### Text block
◇ ◇ ◇ ◇ ◇

I will respond tomorrow; it's late and I have to go to bed if I can wind down from karate class.

Thank you very much for your support.

Goodnight.


----------



## Lynne (Sep 7, 2007)

To answer your questions and clarify:

Carol, righto.  There was no money involved, so solicitation was the wrong word?

The 20 year old hasn't contacted my daughter.  His girlfriend, "J," contacted my daughter.  She did say that she wanted to have sex with my daughter and that her boyfriend was turned on by girls-with-girls.  J said they were looking for someone to join them.  I can only jump to one of these conclusions:

- the dirtbag boyfriend asked J to find someone to join them
- J decided to ask my daughter on her own accord because she knew this would please her boyfriend if she could find someone
- the boyfriend saw my daughter's picture on myspace and asked J to contact her

My gut instinct says it was the latter.  For one thing, my daughter was totally shocked that J would even ask that sort of thing.  My daughter said, "I can't believe she asked me that.  She should know me better than that.  She's really changed a lot.  She's become a slut and I guess she thinks everyone else is, too."

I stopped the girls from seeing one another about two years ago because the girl was unsupervised (her parents worked/do work 2nd shift) and she was getting into trouble.  She'd begun smoking, she was drinking alcohol, boys were coming over, and she was arrested for shoplifting at Wal-Mart.  I imagine much of that was a cry for help and a great deal of loneliness, but I wasn't going to have my daughter dragged down that path.  Also, J betrayed my daughter and my daughter found out that their friendship wasn't all that valuable.  The girl had become an all-out manipulator and liar.

Yes, 17 is the age of consent in New York.  J is 16, won't be 17 until January.  I can't say if the boy is truly 20 because I don't know him.  A 16 year old might lie about her boyfriend's age to try and impress other teens.  My gut instinct tells me he is 20 though.  I agree that a 20 year old shouldn't be sleeping with a 16 year old.  My husband and I weren't sure who to call.  The man's residence is in Broome County and we live in Tioga County; that's we called the State Police.  We don't have a local police department but the town the man lives in does.  Now, that the girl is back home for the school year, do you think it's a moot point to go to the police/sheriff?  Or do you think I should pursue it anyway?  The guy is a dirtbag for wanting to bring in a third person, especially since the girl is 16.  On the otherhand, the girl chose to live with him during the summer.  But she is only 16, which is why such laws are made I suppose!

My husband and myself have a very close relationship with our daughter.  One mistake I made is that I called the State Police before I told her I was going to do so.  She was in bed and she was startled when I informed her.  She was a little miffed.  I believe it was mostly embarrassment  because she knew she'd have to regurgitate the sorded details to a stranger (two male officers came out actually).  I'm glad I thought about this.  I need to apologize to her for not warning her.  This is one reason we are so close - I apologize when I make mistakes.  It's a respect issue.

◇ ◇ ◇ ◇ ◇

### The problem
In the forum post, which county is the man's residence in?

◇ ◇ ◇ ◇ ◇

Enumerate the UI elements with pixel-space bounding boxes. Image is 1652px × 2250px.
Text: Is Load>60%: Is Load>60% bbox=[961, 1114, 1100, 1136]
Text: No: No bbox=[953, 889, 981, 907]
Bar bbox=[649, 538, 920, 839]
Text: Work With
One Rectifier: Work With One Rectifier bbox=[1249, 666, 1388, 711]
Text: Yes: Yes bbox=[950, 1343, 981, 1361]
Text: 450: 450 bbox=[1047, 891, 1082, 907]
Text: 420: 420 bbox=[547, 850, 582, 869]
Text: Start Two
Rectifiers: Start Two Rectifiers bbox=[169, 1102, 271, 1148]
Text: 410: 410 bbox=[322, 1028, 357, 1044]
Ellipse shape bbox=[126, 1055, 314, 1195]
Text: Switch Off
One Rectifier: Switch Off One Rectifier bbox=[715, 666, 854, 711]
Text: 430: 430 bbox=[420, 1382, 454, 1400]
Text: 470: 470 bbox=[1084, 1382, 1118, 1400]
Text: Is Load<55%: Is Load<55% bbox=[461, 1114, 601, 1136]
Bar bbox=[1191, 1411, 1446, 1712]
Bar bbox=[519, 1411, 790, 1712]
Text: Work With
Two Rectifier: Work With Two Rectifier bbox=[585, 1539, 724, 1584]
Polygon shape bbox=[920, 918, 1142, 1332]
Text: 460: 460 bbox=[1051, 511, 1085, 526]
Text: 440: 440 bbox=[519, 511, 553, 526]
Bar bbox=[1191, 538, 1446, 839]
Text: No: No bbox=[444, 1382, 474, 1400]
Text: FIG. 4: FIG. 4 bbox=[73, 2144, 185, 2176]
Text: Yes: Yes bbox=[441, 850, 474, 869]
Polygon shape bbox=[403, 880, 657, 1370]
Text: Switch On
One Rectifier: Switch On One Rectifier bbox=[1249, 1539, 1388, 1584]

◇ ◇ ◇ ◇ ◇

### Exercise response
Broome County